§ Objetivo A
Reescreva as linhas, do início das linhas até a linha com "task-checkbox[interactable] — [370, 244, 379, 253]", trocando "viewport-canvas" por "main-canvas" e deixando todo o restante igual.

§ Trecho fornecido
┌────────
Conheço um homem chamado Bac Siêu na província de Thua Thiên no Vietnã que pratica a generosidade há cinqüenta anos; ele é um bodhisattva vivo. Com apenas uma bicicleta ele visita aldeias de treze províncias, levando alguma coisa para esta família e outra coisa para aquela. Quando o conheci em 1965, eu estava um pouco orgulhoso demais da nossa Escola de Jovens para o Serviço Social. Tínhamos começado a treinar trezentos assistentes, incluindo monjas e monges, para ir às aldeias rurais e ajudar as pessoas a reconstruir suas casas e modernizar as economias locais, os sistemas de saúde e a educação. Chegamos a ter dez mil assistentes espalhados pelo país.

 

Enquanto eu falava a Bac Siêu sobre nossos projetos, eu olhava sua bicicleta e pensava que com uma bicicleta ele poderia ajudar apenas algumas poucas pessoas. Mas quando os comunistas tomaram o poder e fecharam nossa escola, Bac Siêu continuou, porque seu modo de trabalhar era informal. Nossos orfanatos, dispensários, escolas e centros de reassentamento foram todos fechados ou tomados pelo governo. Milhares de nossos assistentes tiveram de parar seu trabalho e se esconder. Mas Bac Siêu não tinha nada que lhe pudessem tirar. Ele era verdadeiramente um bodhisattva, trabalhando para o bem-estar dos outros. Sinto-me mais humilde agora em relação às formas de se praticar a generosidade.

 

A guerra criou muitos milhares de órfãos. Em vez de levantar dinheiro para construir orfanatos, procuramos pessoas no Ocidente para sustentar uma criança. Procuramos famílias nas aldeias para cuidar cada uma de um órfão, e então enviávamos seis dólares todo mês para a família alimentar a criança e mandá-la para a escola. Quando possível, tentávamos colocar a criança na família de uma tia, de um tio ou de um avô ou avó. Com apenas seis dólares a criança era alimentada e mandada para a escola, e ajudava-se também o restante das crianças da família. As crianças se beneficiam do crescimento no seio de uma família. Estar num orfanato pode ser como estar no exército - as crianças não se desenvolvem naturalmente. Se procurarmos e aprendermos formas de praticar a generosidade, vamos melhorar sempre.

 

Estou determinado a não roubar e não me apossar de nada que porventura pertença a outros. (...) Praticarei a observação profunda para ver que a felicidade e o sofrimento dos outros não estão separados da minha própria felicidade e sofrimento. Praticarei para ver que a verdadeira felicidade não é possível sem compreensão e compaixão – e que buscar riqueza, fama, poder e prazeres sensoriais podem gerar muito sofrimento e desespero.  Quando você pratica profundamente um dos treinamentos para a mente alerta, você descobre que está praticando todos os cinco. O primeiro treinamento para a mente alerta é sobre tirar a vida, que é uma forma de roubo - roubar o que de mais precioso uma pessoa tem, sua vida. Quando meditamos sobre o segundo treinamento para a mente alerta, vemos que roubar, nas formas de exploração, injustiça social e opressão, é um ato de matança - matança lenta através da exploração, mantendo a injustiça social e pela opressão política e econômica.
└────────
§ Material da tarefa
┌────────
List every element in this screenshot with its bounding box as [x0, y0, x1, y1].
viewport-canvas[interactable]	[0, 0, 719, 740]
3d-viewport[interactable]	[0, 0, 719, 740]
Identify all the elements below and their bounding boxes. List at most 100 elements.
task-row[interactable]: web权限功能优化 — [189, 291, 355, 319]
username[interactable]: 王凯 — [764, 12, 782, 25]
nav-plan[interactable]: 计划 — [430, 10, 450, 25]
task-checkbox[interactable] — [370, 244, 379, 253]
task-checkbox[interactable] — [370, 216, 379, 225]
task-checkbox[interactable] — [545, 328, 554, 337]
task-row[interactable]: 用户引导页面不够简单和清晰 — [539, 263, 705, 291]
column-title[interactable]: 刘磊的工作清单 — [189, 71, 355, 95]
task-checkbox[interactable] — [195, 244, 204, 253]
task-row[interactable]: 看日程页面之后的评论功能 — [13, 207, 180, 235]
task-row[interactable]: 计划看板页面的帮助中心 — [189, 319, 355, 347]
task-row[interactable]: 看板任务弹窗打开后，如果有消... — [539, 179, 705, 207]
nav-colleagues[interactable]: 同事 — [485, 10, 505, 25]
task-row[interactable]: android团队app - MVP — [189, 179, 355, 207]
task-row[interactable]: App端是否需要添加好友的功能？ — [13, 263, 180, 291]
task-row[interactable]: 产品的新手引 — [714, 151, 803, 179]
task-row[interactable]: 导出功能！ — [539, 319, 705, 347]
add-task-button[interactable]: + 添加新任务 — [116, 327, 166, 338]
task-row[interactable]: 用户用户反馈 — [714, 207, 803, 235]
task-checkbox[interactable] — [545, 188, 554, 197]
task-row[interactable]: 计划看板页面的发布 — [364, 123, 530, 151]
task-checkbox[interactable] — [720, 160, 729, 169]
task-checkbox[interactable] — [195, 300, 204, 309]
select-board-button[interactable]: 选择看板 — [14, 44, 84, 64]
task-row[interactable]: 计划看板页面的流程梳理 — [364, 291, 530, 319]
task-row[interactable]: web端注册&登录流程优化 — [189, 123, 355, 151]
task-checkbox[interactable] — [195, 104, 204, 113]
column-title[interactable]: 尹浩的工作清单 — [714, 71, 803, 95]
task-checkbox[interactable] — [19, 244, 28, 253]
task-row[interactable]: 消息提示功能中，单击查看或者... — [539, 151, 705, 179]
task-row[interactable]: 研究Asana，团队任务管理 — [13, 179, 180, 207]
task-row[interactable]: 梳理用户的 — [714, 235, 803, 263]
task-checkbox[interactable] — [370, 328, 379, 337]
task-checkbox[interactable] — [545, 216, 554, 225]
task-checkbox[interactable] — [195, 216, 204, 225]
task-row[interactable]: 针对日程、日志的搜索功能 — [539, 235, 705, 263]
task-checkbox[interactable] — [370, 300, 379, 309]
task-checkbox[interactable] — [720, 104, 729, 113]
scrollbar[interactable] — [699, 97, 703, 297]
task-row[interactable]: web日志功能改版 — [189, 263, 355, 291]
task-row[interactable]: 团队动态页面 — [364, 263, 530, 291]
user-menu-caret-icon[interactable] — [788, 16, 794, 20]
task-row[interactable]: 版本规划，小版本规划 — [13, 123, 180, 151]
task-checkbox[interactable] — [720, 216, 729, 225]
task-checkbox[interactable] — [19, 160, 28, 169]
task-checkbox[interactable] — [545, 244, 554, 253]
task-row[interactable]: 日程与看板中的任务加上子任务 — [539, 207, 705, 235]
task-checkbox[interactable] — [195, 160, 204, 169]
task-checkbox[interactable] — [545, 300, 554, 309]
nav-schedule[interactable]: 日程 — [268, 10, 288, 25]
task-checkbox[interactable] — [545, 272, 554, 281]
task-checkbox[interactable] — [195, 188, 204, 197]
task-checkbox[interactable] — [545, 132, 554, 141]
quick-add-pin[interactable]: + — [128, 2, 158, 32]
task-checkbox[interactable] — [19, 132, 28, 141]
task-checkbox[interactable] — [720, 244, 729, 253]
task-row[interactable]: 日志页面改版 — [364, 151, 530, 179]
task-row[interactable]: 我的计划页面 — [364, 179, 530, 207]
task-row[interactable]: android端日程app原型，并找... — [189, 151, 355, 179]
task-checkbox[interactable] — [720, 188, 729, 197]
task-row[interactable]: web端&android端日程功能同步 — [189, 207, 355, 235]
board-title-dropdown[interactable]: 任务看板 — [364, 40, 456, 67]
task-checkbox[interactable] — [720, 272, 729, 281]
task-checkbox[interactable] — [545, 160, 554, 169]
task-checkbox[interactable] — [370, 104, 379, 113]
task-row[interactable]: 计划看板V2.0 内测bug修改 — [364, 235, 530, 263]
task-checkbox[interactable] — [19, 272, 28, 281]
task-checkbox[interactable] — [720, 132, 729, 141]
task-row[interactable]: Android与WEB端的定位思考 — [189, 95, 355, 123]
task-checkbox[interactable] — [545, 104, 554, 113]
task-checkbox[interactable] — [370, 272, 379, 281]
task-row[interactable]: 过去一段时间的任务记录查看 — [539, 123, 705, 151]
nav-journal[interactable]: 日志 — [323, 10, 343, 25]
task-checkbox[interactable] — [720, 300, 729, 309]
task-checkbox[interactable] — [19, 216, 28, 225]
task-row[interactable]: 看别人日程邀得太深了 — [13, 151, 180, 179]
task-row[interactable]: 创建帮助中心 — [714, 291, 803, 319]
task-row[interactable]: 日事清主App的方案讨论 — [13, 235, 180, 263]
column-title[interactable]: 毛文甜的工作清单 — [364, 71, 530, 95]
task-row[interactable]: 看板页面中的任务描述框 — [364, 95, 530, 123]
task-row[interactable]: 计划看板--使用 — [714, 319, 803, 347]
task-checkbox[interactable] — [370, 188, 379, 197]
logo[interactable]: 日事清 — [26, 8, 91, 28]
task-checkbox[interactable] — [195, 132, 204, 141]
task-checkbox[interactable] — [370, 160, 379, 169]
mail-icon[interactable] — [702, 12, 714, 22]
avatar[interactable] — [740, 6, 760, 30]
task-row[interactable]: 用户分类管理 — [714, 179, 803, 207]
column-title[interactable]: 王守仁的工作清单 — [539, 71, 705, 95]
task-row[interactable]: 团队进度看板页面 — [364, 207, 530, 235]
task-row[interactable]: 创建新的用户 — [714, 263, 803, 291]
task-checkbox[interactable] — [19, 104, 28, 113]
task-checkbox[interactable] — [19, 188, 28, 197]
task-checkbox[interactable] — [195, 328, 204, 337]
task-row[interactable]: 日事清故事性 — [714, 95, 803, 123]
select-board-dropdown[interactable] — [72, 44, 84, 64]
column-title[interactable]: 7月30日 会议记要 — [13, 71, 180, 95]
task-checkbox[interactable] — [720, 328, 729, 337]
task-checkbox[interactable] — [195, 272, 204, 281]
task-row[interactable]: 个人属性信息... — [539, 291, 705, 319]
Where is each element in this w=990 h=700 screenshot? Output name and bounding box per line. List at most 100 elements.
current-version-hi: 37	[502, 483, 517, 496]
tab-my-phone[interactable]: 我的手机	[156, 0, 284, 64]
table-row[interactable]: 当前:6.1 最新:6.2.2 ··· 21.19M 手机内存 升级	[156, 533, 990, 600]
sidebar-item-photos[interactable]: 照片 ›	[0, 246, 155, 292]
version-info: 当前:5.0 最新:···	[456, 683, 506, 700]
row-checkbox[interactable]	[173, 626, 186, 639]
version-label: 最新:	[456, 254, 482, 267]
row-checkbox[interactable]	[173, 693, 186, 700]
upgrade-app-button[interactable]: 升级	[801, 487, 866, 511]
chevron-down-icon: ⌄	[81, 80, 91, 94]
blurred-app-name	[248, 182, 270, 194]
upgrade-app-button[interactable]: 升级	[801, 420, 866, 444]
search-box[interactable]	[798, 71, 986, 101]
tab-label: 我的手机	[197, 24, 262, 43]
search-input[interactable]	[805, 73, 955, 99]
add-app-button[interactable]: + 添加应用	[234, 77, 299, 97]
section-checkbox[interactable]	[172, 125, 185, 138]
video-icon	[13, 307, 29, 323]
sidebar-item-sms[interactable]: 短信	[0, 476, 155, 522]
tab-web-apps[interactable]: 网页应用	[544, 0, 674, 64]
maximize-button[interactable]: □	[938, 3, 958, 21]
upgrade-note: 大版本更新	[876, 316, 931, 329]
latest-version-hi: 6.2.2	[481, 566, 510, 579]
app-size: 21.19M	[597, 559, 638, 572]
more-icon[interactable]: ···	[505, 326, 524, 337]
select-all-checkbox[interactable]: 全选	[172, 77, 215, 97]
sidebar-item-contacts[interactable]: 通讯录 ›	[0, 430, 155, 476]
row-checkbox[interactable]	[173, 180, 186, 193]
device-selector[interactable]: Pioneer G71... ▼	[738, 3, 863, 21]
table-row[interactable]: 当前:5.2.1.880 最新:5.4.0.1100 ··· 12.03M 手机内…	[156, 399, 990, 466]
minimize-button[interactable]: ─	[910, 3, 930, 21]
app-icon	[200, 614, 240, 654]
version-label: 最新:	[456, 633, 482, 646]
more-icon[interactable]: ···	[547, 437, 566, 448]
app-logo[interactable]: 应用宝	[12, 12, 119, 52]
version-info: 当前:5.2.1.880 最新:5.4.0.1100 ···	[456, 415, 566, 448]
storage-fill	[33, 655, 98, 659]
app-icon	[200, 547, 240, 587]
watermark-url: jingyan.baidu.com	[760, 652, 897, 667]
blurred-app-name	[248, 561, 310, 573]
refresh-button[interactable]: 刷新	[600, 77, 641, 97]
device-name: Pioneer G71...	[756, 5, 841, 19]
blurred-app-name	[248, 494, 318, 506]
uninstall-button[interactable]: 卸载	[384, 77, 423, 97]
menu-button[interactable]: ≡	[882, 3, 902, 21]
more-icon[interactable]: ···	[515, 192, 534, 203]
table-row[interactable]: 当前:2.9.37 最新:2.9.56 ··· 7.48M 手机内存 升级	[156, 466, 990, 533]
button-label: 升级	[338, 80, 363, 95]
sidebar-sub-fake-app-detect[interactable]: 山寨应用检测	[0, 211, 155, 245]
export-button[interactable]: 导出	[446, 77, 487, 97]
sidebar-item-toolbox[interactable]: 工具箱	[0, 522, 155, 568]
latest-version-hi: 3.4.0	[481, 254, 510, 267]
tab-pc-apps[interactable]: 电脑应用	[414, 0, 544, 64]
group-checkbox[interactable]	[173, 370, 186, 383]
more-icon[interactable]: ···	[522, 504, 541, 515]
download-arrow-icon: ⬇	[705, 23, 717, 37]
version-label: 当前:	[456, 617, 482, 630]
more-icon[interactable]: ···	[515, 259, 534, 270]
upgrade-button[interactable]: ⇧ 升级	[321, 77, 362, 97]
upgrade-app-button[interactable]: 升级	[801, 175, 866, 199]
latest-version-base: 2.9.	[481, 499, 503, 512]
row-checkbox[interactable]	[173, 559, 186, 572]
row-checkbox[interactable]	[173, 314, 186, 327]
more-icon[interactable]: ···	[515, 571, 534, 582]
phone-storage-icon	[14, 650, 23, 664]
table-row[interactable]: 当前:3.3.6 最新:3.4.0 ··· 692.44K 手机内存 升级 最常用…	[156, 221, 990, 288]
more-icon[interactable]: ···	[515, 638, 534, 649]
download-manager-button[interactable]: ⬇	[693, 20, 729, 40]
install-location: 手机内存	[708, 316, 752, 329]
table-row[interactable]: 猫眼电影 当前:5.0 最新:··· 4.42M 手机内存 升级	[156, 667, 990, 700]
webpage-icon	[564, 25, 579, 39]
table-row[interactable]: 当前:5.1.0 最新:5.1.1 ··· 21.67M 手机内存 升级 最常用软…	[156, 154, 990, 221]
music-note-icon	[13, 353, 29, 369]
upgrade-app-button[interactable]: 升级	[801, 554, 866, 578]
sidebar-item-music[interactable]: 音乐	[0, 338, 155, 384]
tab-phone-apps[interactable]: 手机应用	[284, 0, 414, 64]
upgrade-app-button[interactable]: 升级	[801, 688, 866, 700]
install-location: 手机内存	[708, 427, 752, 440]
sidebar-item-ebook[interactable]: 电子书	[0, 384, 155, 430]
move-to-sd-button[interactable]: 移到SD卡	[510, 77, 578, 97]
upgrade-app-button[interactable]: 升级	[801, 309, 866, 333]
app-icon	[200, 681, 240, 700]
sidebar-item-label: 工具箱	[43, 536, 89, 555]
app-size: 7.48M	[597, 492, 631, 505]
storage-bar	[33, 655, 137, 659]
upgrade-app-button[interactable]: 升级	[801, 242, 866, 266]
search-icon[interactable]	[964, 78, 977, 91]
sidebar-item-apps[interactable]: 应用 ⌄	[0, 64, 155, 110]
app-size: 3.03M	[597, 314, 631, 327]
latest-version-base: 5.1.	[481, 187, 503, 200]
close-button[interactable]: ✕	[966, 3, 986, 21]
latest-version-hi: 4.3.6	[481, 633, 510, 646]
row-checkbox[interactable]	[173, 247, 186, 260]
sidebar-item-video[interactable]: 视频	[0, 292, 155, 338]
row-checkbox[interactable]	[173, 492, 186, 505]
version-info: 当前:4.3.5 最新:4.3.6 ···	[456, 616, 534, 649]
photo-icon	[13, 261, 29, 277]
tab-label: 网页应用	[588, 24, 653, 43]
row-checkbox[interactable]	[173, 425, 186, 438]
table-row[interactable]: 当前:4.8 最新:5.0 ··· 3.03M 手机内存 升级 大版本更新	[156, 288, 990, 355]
└────────
§ Objetivo B
Segundo o trecho sobre a generosidade, por que os órfãos eram colocados com famílias nas aldeias em vez de em orfanatos?

§ Resposta completa A
List every element in this screenshot with its bounding box as [x0, y0, x1, y1].
main-canvas[interactable]	[0, 0, 719, 740]
3d-viewport[interactable]	[0, 0, 719, 740]
Identify all the elements below and their bounding boxes. List at most 100 elements.
task-row[interactable]: web权限功能优化 — [189, 291, 355, 319]
username[interactable]: 王凯 — [764, 12, 782, 25]
nav-plan[interactable]: 计划 — [430, 10, 450, 25]
task-checkbox[interactable] — [370, 244, 379, 253]

§ Resposta completa B
As crianças se beneficiam de crescer no seio de uma família. Já estar num orfanato pode ser como estar no exército, e ali as crianças não se desenvolvem naturalmente.